TASK DESCRIPTION » Please render every line in the records below as a JSON list of strings, one string per line, leaving out blank lines.

EXCERPTED DATA »
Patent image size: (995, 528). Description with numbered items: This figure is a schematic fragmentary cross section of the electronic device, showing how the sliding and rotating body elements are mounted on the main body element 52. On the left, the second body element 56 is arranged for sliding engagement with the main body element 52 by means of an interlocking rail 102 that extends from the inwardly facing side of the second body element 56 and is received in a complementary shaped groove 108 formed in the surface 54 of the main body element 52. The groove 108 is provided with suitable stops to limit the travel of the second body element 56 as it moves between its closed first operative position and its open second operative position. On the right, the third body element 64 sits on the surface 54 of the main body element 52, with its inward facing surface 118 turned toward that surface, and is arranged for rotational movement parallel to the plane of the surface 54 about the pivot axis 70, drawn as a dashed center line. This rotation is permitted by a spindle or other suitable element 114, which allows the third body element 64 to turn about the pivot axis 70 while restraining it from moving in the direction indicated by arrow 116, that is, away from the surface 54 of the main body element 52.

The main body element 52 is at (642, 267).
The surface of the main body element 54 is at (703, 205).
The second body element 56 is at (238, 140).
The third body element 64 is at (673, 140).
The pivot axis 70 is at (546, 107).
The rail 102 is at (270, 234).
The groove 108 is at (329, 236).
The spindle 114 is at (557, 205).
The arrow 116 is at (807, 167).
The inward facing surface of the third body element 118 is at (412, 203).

RIGHT ANSWER »
[
  "Patent image size: (995, 528). Description with numbered items: This figure is a schematic fragmentary cross section of the electronic device, showing how the sliding and rotating body elements are mounted on the main body element 52. On the left, the second body element 56 is arranged for sliding engagement with the main body element 52 by means of an interlocking rail 102 that extends from the inwardly facing side of the second body element 56 and is received in a complementary shaped groove 108 formed in the surface 54 of the main body element 52. The groove 108 is provided with suitable stops to limit the travel of the second body element 56 as it moves between its closed first operative position and its open second operative position. On the right, the third body element 64 sits on the surface 54 of the main body element 52, with its inward facing surface 118 turned toward that surface, and is arranged for rotational movement parallel to the plane of the surface 54 about the pivot axis 70, drawn as a dashed center line. This rotation is permitted by a spindle or other suitable element 114, which allows the third body element 64 to turn about the pivot axis 70 while restraining it from moving in the direction indicated by arrow 116, that is, away from the surface 54 of the main body element 52.",
  "The main body element 52 is at (642, 267).",
  "The surface of the main body element 54 is at (703, 205).",
  "The second body element 56 is at (238, 140).",
  "The third body element 64 is at (673, 140).",
  "The pivot axis 70 is at (546, 107).",
  "The rail 102 is at (270, 234).",
  "The groove 108 is at (329, 236).",
  "The spindle 114 is at (557, 205).",
  "The arrow 116 is at (807, 167).",
  "The inward facing surface of the third body element 118 is at (412, 203)."
]